**Data provided:**
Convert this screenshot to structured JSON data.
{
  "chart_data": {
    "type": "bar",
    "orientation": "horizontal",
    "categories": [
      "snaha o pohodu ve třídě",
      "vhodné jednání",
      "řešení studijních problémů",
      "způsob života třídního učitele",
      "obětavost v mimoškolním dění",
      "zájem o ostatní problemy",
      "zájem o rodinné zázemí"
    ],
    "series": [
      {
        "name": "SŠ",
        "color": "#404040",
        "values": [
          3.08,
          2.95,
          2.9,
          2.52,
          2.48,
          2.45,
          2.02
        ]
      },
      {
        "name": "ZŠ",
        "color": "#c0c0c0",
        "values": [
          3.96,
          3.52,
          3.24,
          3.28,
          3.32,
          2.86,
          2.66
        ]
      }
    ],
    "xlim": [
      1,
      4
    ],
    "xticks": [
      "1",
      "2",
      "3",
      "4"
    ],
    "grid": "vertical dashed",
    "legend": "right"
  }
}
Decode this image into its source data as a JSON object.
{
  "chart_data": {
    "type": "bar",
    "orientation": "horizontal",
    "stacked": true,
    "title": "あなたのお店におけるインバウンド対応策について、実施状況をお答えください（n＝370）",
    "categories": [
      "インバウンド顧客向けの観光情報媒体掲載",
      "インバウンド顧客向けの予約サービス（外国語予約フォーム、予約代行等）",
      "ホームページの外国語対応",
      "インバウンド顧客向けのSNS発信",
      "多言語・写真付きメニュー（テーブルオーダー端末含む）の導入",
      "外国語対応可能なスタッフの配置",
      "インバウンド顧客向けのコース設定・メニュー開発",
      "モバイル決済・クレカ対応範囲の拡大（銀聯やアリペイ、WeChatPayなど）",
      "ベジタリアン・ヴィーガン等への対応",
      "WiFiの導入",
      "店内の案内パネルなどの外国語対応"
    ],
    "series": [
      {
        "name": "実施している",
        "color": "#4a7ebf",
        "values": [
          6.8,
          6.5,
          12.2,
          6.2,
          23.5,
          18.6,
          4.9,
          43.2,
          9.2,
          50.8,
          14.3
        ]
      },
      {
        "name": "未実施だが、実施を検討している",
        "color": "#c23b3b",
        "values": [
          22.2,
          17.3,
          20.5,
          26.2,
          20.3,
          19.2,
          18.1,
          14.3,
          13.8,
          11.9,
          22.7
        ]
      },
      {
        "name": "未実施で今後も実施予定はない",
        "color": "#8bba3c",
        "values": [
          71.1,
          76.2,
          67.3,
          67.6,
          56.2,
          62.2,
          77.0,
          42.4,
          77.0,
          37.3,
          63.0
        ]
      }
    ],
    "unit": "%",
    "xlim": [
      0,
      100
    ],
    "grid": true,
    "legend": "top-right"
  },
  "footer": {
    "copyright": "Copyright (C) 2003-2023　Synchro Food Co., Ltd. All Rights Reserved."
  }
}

**The problem:** Pull out every line in the data above that has the word "color".

**Exercise response:**
        "color": "#404040",
        "color": "#c0c0c0",
        "color": "#4a7ebf",
        "color": "#c23b3b",
        "color": "#8bba3c",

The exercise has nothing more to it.